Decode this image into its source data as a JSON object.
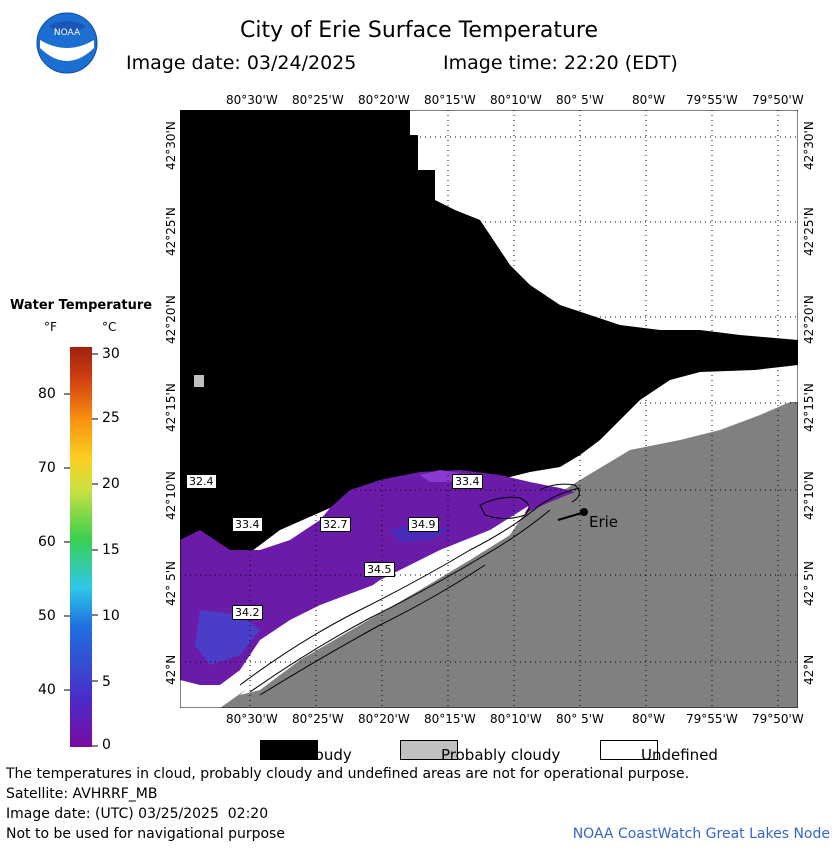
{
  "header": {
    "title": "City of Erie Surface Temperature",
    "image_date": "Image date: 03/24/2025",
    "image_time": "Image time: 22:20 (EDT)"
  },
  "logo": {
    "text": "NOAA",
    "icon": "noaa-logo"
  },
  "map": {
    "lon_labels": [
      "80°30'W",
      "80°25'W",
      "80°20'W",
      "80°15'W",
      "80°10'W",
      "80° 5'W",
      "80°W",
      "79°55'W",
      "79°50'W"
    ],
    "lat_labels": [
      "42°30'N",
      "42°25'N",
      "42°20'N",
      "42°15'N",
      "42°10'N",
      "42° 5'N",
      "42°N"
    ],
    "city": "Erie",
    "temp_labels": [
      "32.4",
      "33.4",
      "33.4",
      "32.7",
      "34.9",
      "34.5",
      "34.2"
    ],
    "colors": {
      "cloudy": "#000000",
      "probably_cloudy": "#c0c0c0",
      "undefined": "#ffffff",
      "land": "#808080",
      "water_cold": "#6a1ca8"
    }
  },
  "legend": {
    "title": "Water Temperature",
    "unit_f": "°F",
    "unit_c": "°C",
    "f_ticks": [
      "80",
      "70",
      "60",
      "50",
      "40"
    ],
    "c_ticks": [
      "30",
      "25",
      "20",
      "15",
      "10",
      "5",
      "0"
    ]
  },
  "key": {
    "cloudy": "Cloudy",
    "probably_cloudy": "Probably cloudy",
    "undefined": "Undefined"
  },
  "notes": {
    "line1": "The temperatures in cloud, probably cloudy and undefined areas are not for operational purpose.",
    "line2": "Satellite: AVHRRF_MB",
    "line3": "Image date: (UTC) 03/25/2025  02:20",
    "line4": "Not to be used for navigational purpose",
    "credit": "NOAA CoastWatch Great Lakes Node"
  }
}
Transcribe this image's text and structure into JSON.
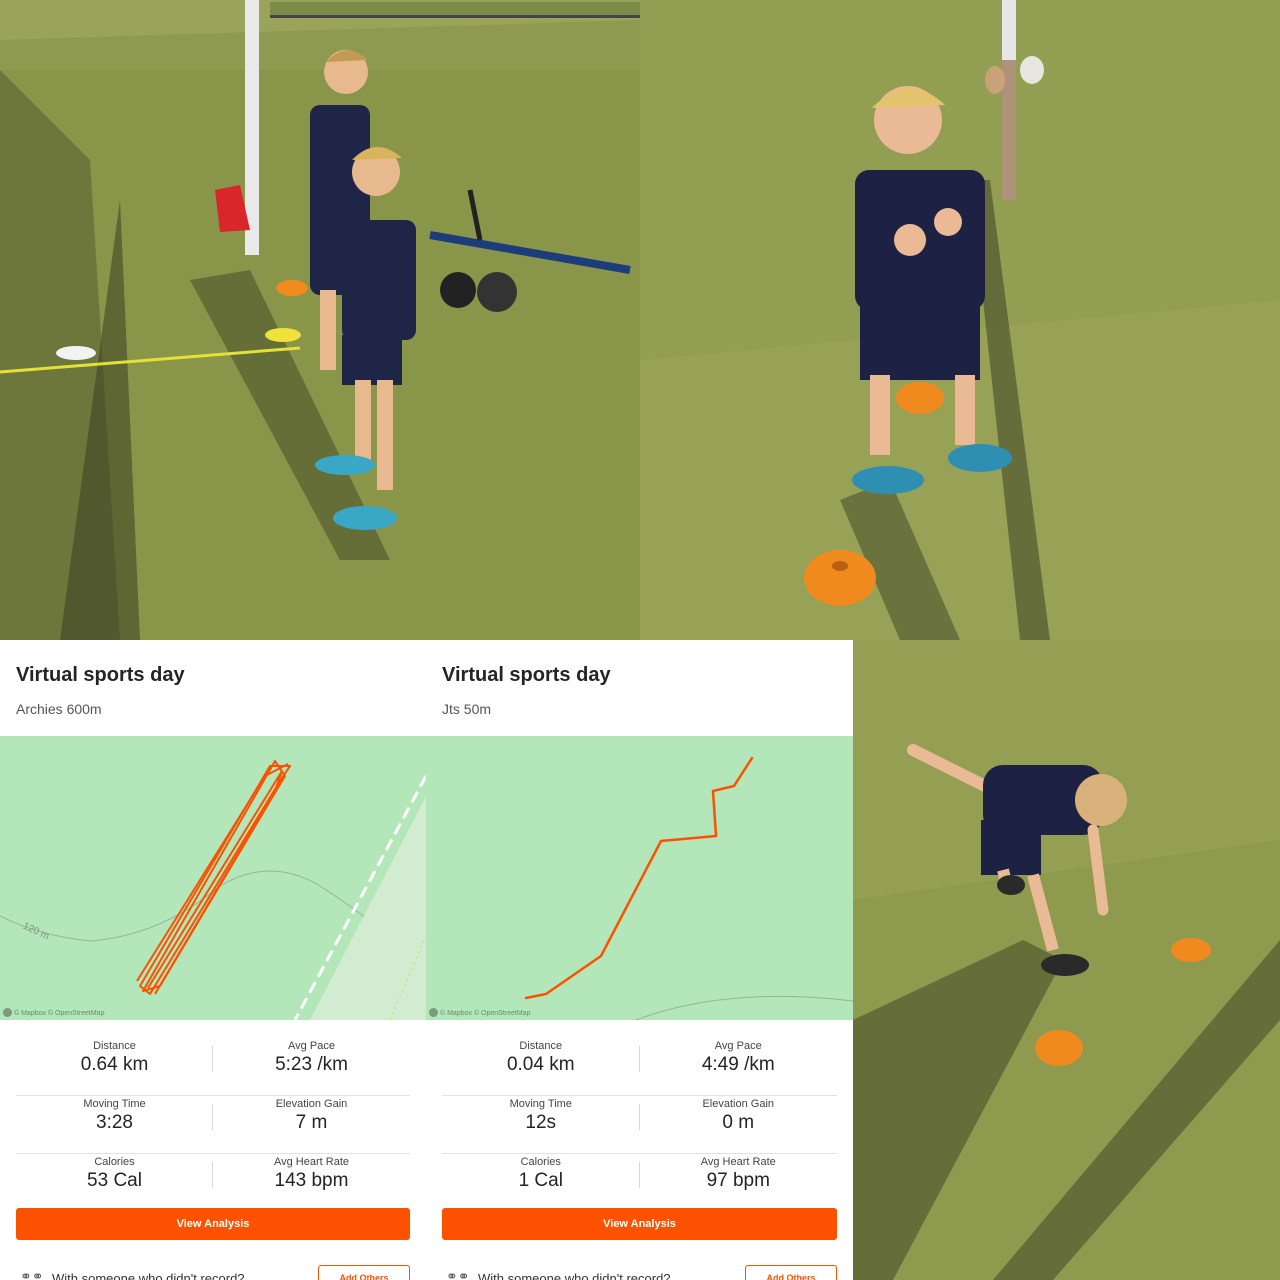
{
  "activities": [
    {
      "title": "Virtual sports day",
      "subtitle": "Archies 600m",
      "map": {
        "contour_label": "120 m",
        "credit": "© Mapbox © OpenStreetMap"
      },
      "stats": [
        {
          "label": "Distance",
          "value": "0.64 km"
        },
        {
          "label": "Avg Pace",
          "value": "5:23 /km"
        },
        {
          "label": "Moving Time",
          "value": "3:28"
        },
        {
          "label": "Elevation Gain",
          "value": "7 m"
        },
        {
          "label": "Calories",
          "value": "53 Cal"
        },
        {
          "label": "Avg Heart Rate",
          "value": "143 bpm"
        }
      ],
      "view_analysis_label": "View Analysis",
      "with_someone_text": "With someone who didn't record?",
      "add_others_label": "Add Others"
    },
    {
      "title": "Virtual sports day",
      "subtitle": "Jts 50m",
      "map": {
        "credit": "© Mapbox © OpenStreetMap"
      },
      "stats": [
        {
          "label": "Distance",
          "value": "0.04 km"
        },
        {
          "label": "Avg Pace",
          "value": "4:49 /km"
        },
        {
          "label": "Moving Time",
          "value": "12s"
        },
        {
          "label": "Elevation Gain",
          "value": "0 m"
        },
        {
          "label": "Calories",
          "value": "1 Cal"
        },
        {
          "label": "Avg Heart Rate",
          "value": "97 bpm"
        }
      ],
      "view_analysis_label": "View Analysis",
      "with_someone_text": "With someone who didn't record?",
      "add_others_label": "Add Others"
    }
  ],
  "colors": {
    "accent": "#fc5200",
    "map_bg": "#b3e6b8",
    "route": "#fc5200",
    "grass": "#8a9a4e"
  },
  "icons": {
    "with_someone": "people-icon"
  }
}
...
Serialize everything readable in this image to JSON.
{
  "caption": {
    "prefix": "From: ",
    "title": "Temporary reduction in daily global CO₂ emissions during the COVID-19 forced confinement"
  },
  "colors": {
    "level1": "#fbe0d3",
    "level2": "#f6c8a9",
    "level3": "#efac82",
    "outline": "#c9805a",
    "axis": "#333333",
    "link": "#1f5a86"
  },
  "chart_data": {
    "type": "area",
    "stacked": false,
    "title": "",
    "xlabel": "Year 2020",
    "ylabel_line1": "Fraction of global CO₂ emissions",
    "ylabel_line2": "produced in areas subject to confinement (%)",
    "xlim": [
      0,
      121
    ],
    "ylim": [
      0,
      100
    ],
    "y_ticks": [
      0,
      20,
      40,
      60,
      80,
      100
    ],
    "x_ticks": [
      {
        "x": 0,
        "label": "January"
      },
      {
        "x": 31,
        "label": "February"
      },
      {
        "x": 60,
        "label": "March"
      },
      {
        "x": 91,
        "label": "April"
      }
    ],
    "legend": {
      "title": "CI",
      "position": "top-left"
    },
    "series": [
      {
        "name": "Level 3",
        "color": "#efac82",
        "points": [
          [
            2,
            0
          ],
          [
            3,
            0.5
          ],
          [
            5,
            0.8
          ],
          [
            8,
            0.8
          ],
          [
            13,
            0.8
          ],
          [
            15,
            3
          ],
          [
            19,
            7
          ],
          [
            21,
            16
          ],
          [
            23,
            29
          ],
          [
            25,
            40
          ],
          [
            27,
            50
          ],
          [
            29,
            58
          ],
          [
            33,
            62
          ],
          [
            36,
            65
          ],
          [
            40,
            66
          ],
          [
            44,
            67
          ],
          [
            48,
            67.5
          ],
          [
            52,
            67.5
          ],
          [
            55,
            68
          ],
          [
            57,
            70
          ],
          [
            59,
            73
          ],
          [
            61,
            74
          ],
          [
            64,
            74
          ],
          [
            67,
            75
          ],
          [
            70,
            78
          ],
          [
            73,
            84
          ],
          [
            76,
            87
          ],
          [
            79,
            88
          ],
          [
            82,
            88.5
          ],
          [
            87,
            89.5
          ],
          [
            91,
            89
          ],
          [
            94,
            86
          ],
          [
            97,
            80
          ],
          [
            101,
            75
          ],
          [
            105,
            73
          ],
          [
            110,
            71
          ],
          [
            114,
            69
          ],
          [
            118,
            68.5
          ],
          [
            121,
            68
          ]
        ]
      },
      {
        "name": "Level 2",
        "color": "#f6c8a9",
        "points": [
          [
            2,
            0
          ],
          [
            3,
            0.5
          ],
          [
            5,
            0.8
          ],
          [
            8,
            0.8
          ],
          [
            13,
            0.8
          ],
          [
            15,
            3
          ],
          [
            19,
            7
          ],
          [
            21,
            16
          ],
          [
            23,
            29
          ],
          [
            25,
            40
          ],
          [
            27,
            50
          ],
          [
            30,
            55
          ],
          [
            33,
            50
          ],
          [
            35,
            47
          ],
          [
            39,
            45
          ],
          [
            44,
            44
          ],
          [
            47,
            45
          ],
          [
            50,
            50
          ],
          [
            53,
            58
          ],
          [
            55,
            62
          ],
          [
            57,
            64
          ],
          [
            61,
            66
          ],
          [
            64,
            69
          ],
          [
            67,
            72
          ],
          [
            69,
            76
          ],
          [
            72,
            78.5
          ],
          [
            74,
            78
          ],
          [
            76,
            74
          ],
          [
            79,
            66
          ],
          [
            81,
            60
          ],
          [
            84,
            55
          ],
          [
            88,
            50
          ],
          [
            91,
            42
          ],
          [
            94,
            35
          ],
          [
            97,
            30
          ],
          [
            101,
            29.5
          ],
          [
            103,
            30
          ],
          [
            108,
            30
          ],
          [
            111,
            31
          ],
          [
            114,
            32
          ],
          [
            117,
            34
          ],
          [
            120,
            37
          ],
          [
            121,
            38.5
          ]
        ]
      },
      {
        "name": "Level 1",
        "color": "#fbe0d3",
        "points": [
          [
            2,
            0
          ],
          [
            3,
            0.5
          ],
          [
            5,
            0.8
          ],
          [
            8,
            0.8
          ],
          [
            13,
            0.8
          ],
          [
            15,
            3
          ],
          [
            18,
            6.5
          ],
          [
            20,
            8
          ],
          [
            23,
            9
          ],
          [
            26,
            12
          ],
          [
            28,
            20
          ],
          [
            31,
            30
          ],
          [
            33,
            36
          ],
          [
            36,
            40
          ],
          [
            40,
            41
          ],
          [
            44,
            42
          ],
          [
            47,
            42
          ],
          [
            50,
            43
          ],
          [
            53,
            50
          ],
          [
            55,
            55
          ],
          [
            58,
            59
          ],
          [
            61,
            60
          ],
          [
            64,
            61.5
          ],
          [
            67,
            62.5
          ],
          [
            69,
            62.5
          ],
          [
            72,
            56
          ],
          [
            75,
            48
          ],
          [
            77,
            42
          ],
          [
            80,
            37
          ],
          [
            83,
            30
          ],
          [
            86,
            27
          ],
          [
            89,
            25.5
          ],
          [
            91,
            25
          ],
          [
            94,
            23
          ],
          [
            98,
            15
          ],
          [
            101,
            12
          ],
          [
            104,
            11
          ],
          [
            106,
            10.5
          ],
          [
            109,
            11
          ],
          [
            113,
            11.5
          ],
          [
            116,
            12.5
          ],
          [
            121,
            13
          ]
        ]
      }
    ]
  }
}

# Requirement
Filter lines by "value" and return each hit.

# Written solution
          "value": "0.64 km"
          "value": "5:23 /km"
          "value": "3:28"
          "value": "7 m"
          "value": "53 Cal"
          "value": "143 bpm"
          "value": "0.04 km"
          "value": "4:49 /km"
          "value": "12s"
          "value": "0 m"
          "value": "1 Cal"
          "value": "97 bpm"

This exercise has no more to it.